Locate each line of the material that contains "html", then return it.

--- start ---

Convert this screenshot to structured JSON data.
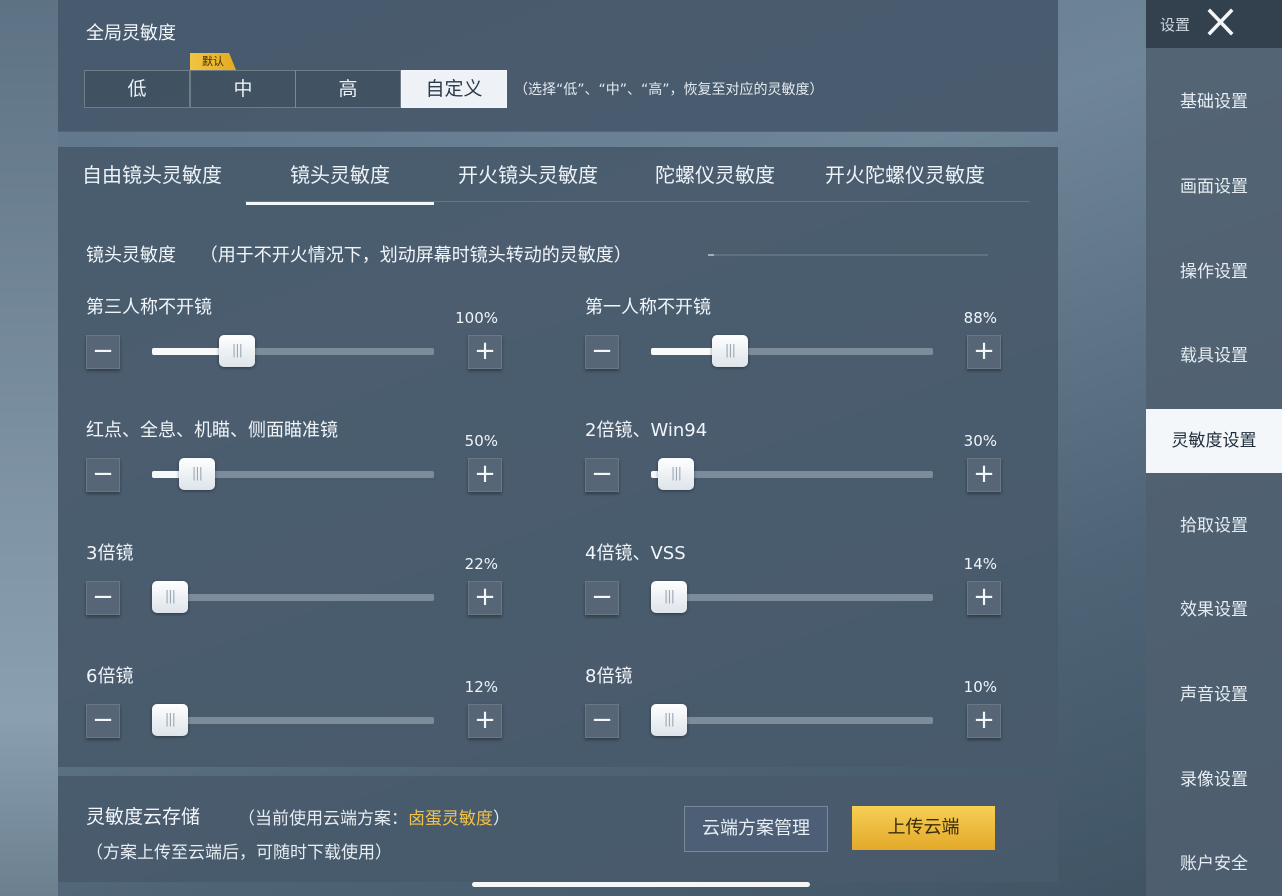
{
  "global": {
    "title": "全局灵敏度",
    "default_badge": "默认",
    "options": [
      "低",
      "中",
      "高",
      "自定义"
    ],
    "selected": "自定义",
    "hint": "（选择“低”、“中”、“高”，恢复至对应的灵敏度）"
  },
  "tabs": [
    "自由镜头灵敏度",
    "镜头灵敏度",
    "开火镜头灵敏度",
    "陀螺仪灵敏度",
    "开火陀螺仪灵敏度"
  ],
  "active_tab": "镜头灵敏度",
  "section": {
    "title": "镜头灵敏度",
    "desc": "（用于不开火情况下，划动屏幕时镜头转动的灵敏度）"
  },
  "sliders": [
    {
      "label": "第三人称不开镜",
      "value_text": "100%",
      "level": 0.3
    },
    {
      "label": "第一人称不开镜",
      "value_text": "88%",
      "level": 0.28
    },
    {
      "label": "红点、全息、机瞄、侧面瞄准镜",
      "value_text": "50%",
      "level": 0.16
    },
    {
      "label": "2倍镜、Win94",
      "value_text": "30%",
      "level": 0.09
    },
    {
      "label": "3倍镜",
      "value_text": "22%",
      "level": 0.06
    },
    {
      "label": "4倍镜、VSS",
      "value_text": "14%",
      "level": 0.03
    },
    {
      "label": "6倍镜",
      "value_text": "12%",
      "level": 0.02
    },
    {
      "label": "8倍镜",
      "value_text": "10%",
      "level": 0.02
    }
  ],
  "controls": {
    "minus": "−",
    "plus": "+",
    "knob_grip": "|||"
  },
  "cloud": {
    "title": "灵敏度云存储",
    "current_prefix": "（当前使用云端方案：",
    "current_plan": "卤蛋灵敏度",
    "current_suffix": "）",
    "note": "（方案上传至云端后，可随时下载使用）",
    "manage_button": "云端方案管理",
    "upload_button": "上传云端"
  },
  "sidebar": {
    "title": "设置",
    "items": [
      "基础设置",
      "画面设置",
      "操作设置",
      "载具设置",
      "灵敏度设置",
      "拾取设置",
      "效果设置",
      "声音设置",
      "录像设置",
      "账户安全"
    ],
    "active": "灵敏度设置"
  },
  "colors": {
    "accent_gold": "#f2c24a",
    "active_bg": "#f4f7fa"
  }
}
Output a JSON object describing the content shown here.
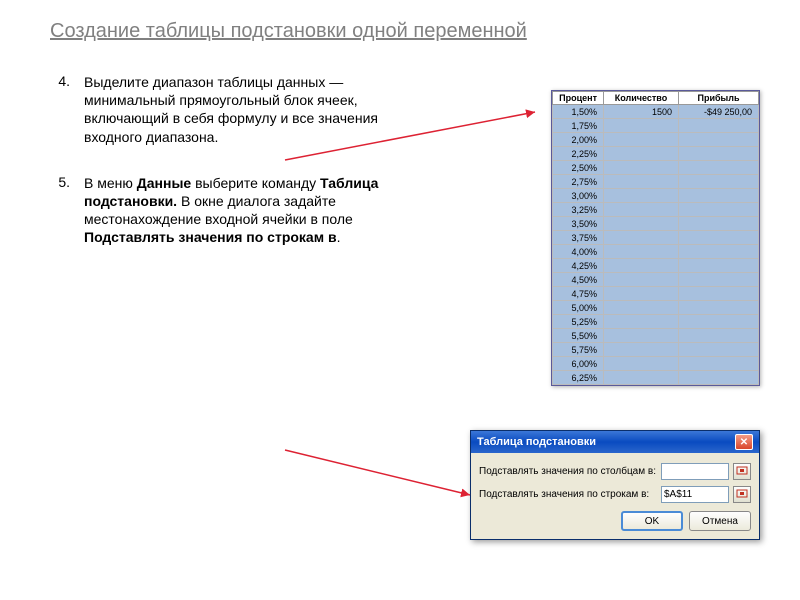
{
  "title": "Создание таблицы подстановки одной переменной",
  "items": [
    {
      "num": "4.",
      "html": "Выделите диапазон таблицы данных — минимальный прямоугольный блок ячеек, включающий в себя формулу и все значения входного диапазона."
    },
    {
      "num": "5.",
      "html": "В меню <b>Данные</b> выберите команду <b>Таблица подстановки.</b> В окне диалога задайте местонахождение входной ячейки в поле <b>Подставлять значения по строкам в</b>."
    }
  ],
  "table": {
    "headers": [
      "Процент",
      "Количество",
      "Прибыль"
    ],
    "first_row": {
      "p": "1,50%",
      "q": "1500",
      "r": "-$49 250,00"
    },
    "percents": [
      "1,75%",
      "2,00%",
      "2,25%",
      "2,50%",
      "2,75%",
      "3,00%",
      "3,25%",
      "3,50%",
      "3,75%",
      "4,00%",
      "4,25%",
      "4,50%",
      "4,75%",
      "5,00%",
      "5,25%",
      "5,50%",
      "5,75%",
      "6,00%",
      "6,25%"
    ]
  },
  "dialog": {
    "title": "Таблица подстановки",
    "row1_label": "Подставлять значения по столбцам в:",
    "row1_value": "",
    "row2_label": "Подставлять значения по строкам в:",
    "row2_value": "$A$11",
    "ok": "OK",
    "cancel": "Отмена"
  }
}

--- end ---

* Correct response:
      "html": "Выделите диапазон таблицы данных — минимальный прямоугольный блок ячеек, включающий в себя формулу и все значения входного диапазона."
      "html": "В меню <b>Данные</b> выберите команду <b>Таблица подстановки.</b> В окне диалога задайте местонахождение входной ячейки в поле <b>Подставлять значения по строкам в</b>."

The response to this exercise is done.